>> Start The input
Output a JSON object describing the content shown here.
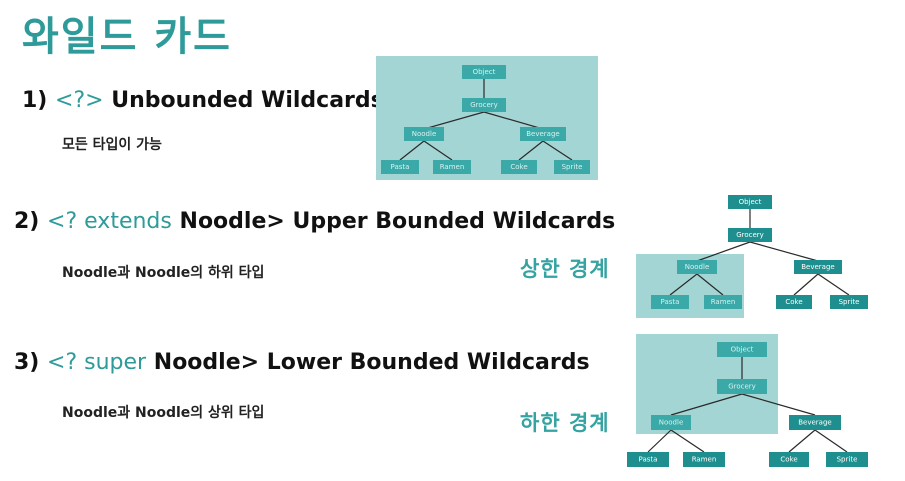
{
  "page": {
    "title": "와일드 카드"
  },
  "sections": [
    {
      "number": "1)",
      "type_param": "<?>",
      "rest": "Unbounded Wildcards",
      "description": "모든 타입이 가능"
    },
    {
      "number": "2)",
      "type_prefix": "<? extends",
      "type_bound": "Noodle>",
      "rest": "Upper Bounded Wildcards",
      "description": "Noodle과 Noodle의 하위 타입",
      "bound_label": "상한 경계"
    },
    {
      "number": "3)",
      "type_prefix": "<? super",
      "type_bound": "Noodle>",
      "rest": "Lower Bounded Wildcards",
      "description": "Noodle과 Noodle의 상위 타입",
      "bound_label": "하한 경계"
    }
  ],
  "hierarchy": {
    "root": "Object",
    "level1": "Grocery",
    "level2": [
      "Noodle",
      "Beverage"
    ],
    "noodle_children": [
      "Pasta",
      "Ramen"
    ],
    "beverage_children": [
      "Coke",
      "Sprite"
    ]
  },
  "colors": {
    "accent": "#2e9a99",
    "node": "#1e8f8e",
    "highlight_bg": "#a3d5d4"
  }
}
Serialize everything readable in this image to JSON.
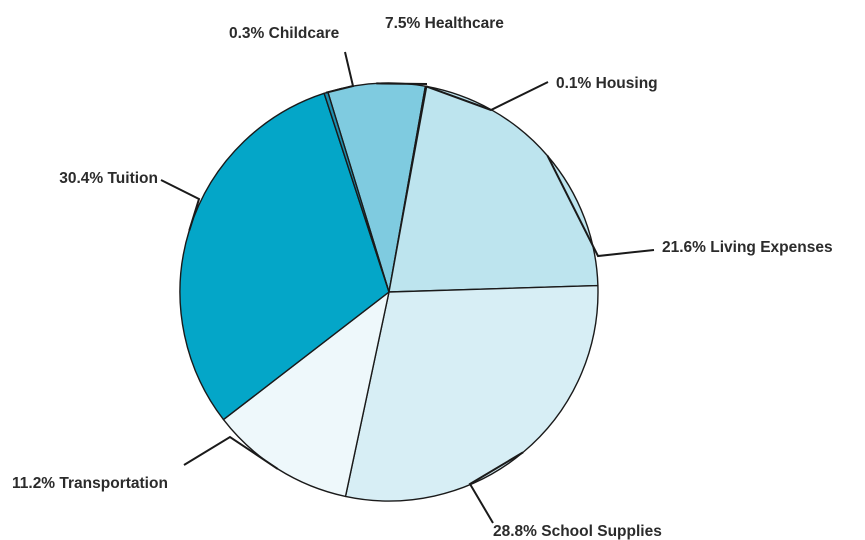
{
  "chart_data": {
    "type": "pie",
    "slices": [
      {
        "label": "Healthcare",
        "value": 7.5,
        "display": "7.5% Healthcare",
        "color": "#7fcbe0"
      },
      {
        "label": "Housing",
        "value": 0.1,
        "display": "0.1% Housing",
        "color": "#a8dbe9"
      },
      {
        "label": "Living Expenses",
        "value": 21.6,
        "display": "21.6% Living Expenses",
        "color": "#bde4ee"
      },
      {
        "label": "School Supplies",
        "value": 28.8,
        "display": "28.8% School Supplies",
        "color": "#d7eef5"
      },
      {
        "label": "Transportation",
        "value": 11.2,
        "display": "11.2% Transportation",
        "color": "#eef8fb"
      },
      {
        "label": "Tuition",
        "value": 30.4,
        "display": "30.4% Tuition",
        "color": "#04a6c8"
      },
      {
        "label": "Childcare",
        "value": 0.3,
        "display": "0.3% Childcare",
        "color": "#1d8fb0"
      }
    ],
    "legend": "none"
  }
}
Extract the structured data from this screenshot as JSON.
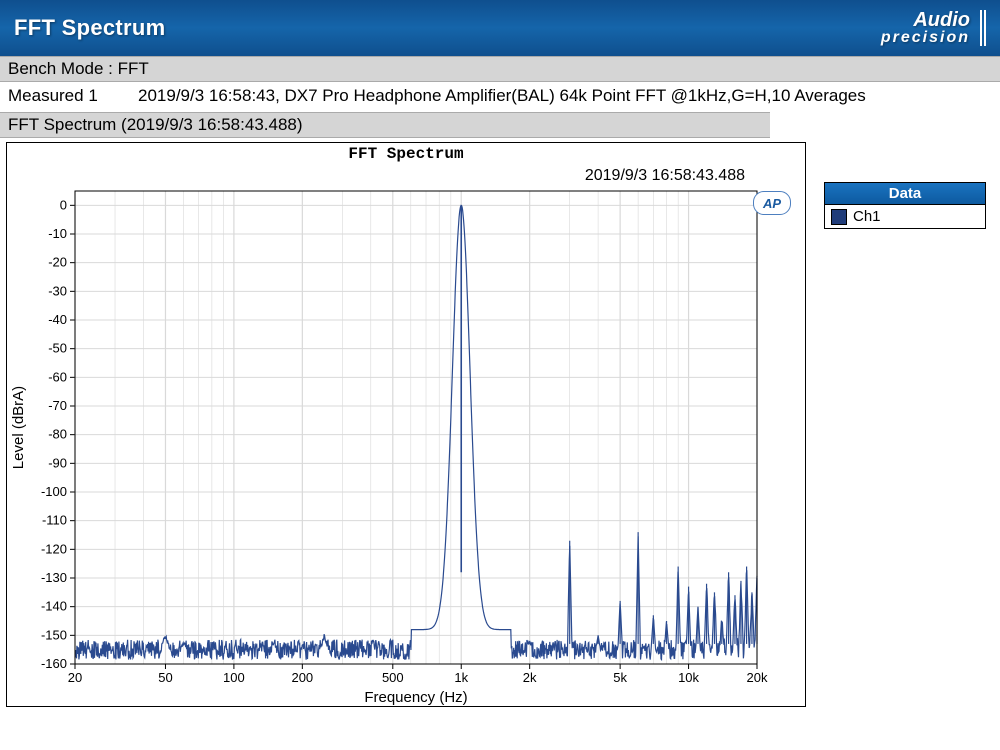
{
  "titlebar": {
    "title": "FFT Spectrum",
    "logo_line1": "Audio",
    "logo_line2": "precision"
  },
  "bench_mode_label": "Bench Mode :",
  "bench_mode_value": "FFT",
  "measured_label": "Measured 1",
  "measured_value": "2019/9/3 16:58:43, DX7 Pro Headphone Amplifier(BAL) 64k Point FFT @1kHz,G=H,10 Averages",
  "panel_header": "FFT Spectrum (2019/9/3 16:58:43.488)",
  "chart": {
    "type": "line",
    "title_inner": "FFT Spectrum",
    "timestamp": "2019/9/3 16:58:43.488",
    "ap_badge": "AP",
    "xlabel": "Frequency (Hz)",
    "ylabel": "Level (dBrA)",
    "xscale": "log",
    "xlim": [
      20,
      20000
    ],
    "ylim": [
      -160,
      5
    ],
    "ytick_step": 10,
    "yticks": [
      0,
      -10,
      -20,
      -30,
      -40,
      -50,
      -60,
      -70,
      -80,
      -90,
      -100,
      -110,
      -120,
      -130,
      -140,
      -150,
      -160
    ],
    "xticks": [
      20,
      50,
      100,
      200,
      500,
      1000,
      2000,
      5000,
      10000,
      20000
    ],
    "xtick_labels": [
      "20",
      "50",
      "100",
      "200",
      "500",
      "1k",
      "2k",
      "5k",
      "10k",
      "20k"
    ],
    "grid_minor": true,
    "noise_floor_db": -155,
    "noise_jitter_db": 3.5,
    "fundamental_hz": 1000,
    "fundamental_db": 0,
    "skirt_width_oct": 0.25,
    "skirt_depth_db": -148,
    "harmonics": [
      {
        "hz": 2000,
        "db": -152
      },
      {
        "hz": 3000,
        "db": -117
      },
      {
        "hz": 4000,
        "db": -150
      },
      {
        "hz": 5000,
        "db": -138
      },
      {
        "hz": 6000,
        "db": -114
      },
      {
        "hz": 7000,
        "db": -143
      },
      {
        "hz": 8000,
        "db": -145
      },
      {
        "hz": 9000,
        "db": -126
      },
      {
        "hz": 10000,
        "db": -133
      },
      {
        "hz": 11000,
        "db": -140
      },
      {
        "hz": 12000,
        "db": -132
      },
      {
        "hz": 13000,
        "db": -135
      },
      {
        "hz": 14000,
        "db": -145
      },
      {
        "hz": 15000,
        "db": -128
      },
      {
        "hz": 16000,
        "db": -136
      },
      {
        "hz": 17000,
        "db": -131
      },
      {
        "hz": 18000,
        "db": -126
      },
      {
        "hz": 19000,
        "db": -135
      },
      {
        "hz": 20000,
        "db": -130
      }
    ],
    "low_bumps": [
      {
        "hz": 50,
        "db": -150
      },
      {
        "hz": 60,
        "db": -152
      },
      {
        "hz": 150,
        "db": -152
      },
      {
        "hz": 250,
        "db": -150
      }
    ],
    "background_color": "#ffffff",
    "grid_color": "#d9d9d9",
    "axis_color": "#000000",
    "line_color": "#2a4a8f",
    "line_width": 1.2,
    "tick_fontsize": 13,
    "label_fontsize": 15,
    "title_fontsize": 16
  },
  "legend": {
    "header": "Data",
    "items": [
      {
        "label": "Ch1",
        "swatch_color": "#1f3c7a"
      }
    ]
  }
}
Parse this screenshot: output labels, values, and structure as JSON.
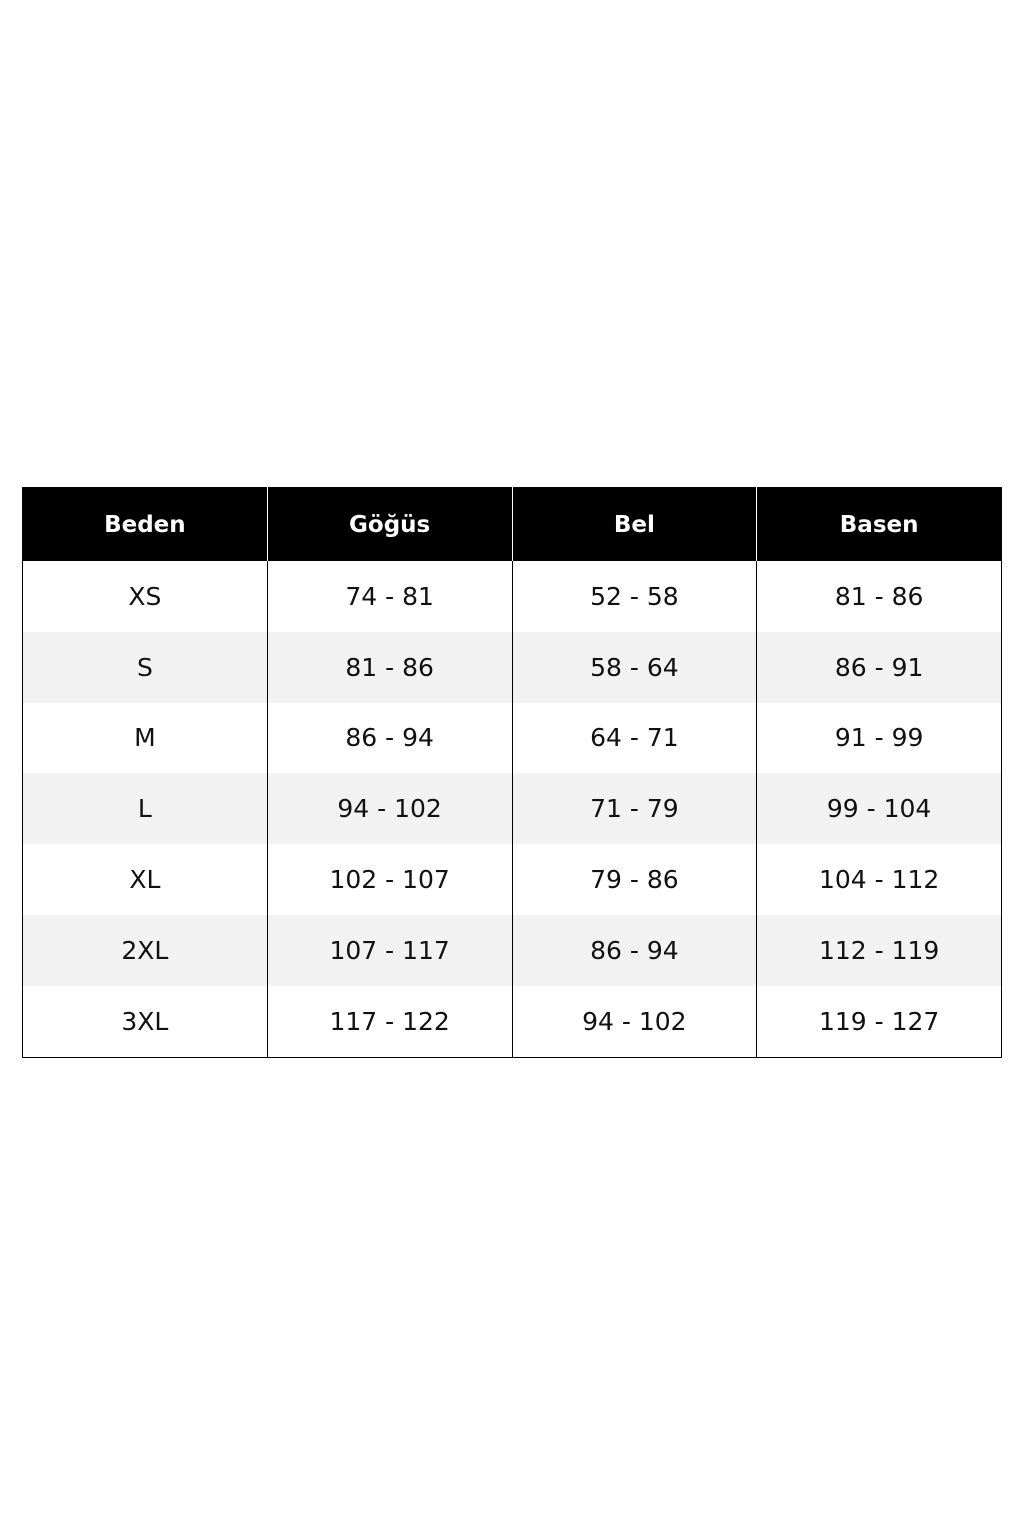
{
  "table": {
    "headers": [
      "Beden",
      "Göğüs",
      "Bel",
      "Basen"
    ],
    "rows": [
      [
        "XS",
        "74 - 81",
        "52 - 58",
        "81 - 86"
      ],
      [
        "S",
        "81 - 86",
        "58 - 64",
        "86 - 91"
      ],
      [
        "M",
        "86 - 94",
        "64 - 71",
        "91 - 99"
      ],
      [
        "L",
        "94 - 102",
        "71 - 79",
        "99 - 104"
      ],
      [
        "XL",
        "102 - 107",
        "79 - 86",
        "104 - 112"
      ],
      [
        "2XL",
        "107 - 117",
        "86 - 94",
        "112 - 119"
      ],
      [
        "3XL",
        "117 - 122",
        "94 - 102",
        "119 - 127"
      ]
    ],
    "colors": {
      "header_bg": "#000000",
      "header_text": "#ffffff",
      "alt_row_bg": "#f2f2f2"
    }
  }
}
>> End The input
• _Aim of the exercise_
Write out each line of the data that holds the string "this".

• _Task result_
Serialize everything readable in this image to JSON.
Extract the structured data from this screenshot as JSON.
Parse this screenshot: output labels, values, and structure as JSON.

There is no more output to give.